- TASK STATEMENT: Return every entry exactly.

-- START --

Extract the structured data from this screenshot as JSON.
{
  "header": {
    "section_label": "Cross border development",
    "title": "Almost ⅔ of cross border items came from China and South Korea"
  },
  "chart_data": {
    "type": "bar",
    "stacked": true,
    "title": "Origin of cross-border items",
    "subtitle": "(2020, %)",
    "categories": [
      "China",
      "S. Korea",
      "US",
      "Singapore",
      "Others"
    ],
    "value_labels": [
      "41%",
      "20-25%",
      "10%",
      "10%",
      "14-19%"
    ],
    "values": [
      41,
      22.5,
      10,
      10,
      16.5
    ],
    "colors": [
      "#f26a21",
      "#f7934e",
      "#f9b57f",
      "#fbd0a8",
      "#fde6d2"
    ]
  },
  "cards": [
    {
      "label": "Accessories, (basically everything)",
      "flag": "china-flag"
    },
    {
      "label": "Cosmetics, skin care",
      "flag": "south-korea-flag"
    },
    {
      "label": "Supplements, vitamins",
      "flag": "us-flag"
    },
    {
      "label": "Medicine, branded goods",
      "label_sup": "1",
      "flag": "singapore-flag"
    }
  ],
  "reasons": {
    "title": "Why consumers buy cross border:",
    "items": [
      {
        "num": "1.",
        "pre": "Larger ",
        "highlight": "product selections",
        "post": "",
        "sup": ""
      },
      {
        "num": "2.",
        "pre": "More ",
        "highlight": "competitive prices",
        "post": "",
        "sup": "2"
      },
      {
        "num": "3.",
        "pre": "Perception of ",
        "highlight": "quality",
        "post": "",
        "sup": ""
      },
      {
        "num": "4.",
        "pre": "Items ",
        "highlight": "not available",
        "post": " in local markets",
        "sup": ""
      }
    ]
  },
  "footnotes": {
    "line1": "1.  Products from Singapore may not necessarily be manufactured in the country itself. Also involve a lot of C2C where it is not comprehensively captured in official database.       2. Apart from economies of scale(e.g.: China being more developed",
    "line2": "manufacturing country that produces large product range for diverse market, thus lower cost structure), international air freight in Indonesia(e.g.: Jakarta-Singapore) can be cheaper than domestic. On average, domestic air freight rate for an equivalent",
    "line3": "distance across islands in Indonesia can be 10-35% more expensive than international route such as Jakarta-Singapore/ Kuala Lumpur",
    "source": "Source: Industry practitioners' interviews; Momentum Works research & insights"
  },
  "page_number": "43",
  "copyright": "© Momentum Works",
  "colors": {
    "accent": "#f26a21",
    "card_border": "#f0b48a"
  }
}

-- END --

- SOLUTION TO THIS PROBLEM:
Extract the structured data from this screenshot as JSON.
{
  "header": {
    "section_label": "Cross border development",
    "title": "Almost ⅔ of cross border items came from China and South Korea"
  },
  "chart_data": {
    "type": "bar",
    "stacked": true,
    "title": "Origin of cross-border items",
    "subtitle": "(2020, %)",
    "categories": [
      "China",
      "S. Korea",
      "US",
      "Singapore",
      "Others"
    ],
    "value_labels": [
      "41%",
      "20-25%",
      "10%",
      "10%",
      "14-19%"
    ],
    "values": [
      41,
      22.5,
      10,
      10,
      16.5
    ],
    "colors": [
      "#f26a21",
      "#f7934e",
      "#f9b57f",
      "#fbd0a8",
      "#fde6d2"
    ]
  },
  "cards": [
    {
      "label": "Accessories, (basically everything)",
      "flag": "china-flag"
    },
    {
      "label": "Cosmetics, skin care",
      "flag": "south-korea-flag"
    },
    {
      "label": "Supplements, vitamins",
      "flag": "us-flag"
    },
    {
      "label": "Medicine, branded goods",
      "label_sup": "1",
      "flag": "singapore-flag"
    }
  ],
  "reasons": {
    "title": "Why consumers buy cross border:",
    "items": [
      {
        "num": "1.",
        "pre": "Larger ",
        "highlight": "product selections",
        "post": "",
        "sup": ""
      },
      {
        "num": "2.",
        "pre": "More ",
        "highlight": "competitive prices",
        "post": "",
        "sup": "2"
      },
      {
        "num": "3.",
        "pre": "Perception of ",
        "highlight": "quality",
        "post": "",
        "sup": ""
      },
      {
        "num": "4.",
        "pre": "Items ",
        "highlight": "not available",
        "post": " in local markets",
        "sup": ""
      }
    ]
  },
  "footnotes": {
    "line1": "1.  Products from Singapore may not necessarily be manufactured in the country itself. Also involve a lot of C2C where it is not comprehensively captured in official database.       2. Apart from economies of scale(e.g.: China being more developed",
    "line2": "manufacturing country that produces large product range for diverse market, thus lower cost structure), international air freight in Indonesia(e.g.: Jakarta-Singapore) can be cheaper than domestic. On average, domestic air freight rate for an equivalent",
    "line3": "distance across islands in Indonesia can be 10-35% more expensive than international route such as Jakarta-Singapore/ Kuala Lumpur",
    "source": "Source: Industry practitioners' interviews; Momentum Works research & insights"
  },
  "page_number": "43",
  "copyright": "© Momentum Works",
  "colors": {
    "accent": "#f26a21",
    "card_border": "#f0b48a"
  }
}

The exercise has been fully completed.